(RECORDED INFORMATION):
──────

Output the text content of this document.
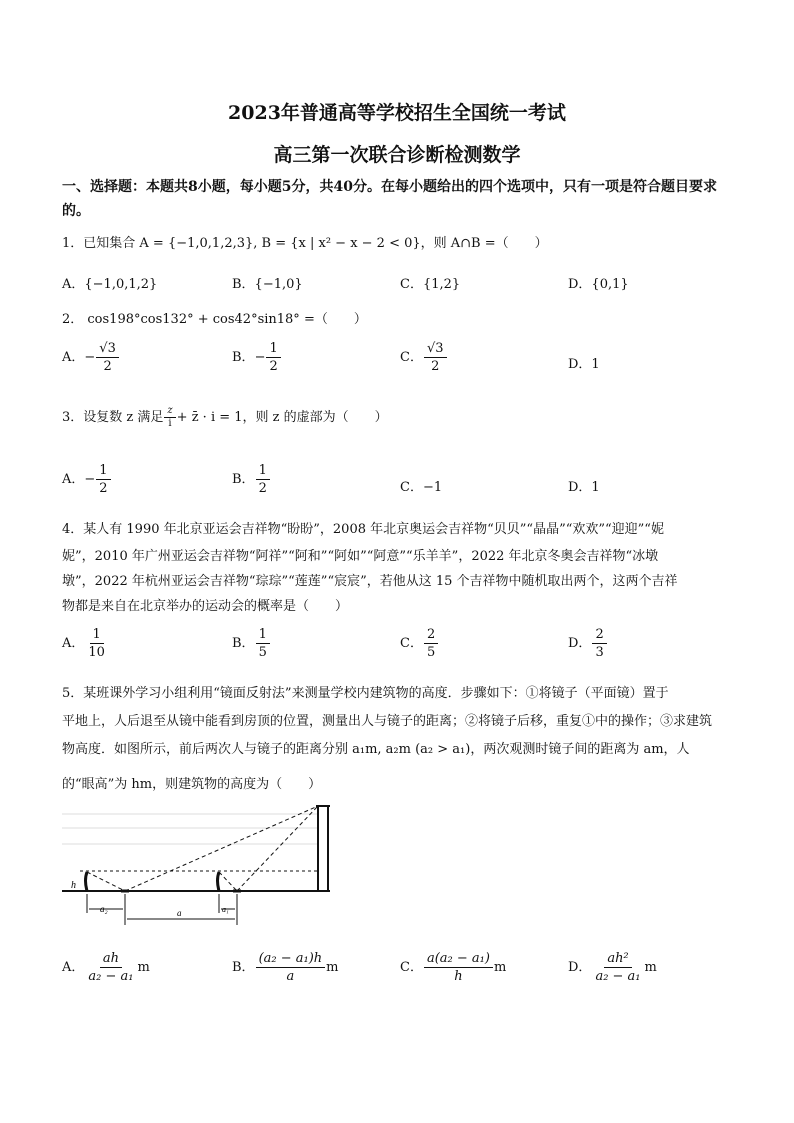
2023年普通高等学校招生全国统一考试
高三第一次联合诊断检测数学
一、选择题：本题共8小题，每小题5分，共40分。在每小题给出的四个选项中，只有一项是符合题目要求
的。
1．已知集合 A = {−1,0,1,2,3}, B = {x | x² − x − 2 < 0}，则 A∩B =（　　）
A．{−1,0,1,2}	B．{−1,0}	C．{1,2}	D．{0,1}
2． cos198°cos132° + cos42°sin18° =（　　）
A．− $\frac{√3}{2}$	B．− $\frac{1}{2}$	C． $\frac{√3}{2}$	D．1
3．设复数 z 满足 $\frac{z}{i}$ + z̄ · i = 1，则 z 的虚部为（　　）
A．− $\frac{1}{2}$	B． $\frac{1}{2}$	C．−1	D．1
4．某人有 1990 年北京亚运会吉祥物“盼盼”，2008 年北京奥运会吉祥物“贝贝”“晶晶”“欢欢”“迎迎”“妮
妮”，2010 年广州亚运会吉祥物“阿祥”“阿和”“阿如”“阿意”“乐羊羊”，2022 年北京冬奥会吉祥物“冰墩
墩”，2022 年杭州亚运会吉祥物“琮琮”“莲莲”“宸宸”，若他从这 15 个吉祥物中随机取出两个，这两个吉祥
物都是来自在北京举办的运动会的概率是（　　）
A． $\frac{1}{10}$	B． $\frac{1}{5}$	C． $\frac{2}{5}$	D． $\frac{2}{3}$
5．某班课外学习小组利用“镜面反射法”来测量学校内建筑物的高度．步骤如下：①将镜子（平面镜）置于
平地上，人后退至从镜中能看到房顶的位置，测量出人与镜子的距离；②将镜子后移，重复①中的操作；③求建筑
物高度．如图所示，前后两次人与镜子的距离分别 a₁m, a₂m (a₂ > a₁)，两次观测时镜子间的距离为 am，人
的“眼高”为 hm，则建筑物的高度为（　　）
h
a₂	a	a₁
A． $\frac{ah}{\text{a₂ − a₁}}$ m	B． $\frac{\text{(a₂ − a₁)h}}{a}$ m	C． $\frac{\text{a(a₂ − a₁)}}{h}$ m	D． $\frac{\text{ah²}}{\text{a₂ − a₁}}$ m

──────

(WHAT TO WORK ON): Gather each line of the listing containing the word "frac" and show it.

(WRITTEN ANSWER):
A．− $\frac{√3}{2}$	B．− $\frac{1}{2}$	C． $\frac{√3}{2}$	D．1
3．设复数 z 满足 $\frac{z}{i}$ + z̄ · i = 1，则 z 的虚部为（　　）
A．− $\frac{1}{2}$	B． $\frac{1}{2}$	C．−1	D．1
A． $\frac{1}{10}$	B． $\frac{1}{5}$	C． $\frac{2}{5}$	D． $\frac{2}{3}$
A． $\frac{ah}{\text{a₂ − a₁}}$ m	B． $\frac{\text{(a₂ − a₁)h}}{a}$ m	C． $\frac{\text{a(a₂ − a₁)}}{h}$ m	D． $\frac{\text{ah²}}{\text{a₂ − a₁}}$ m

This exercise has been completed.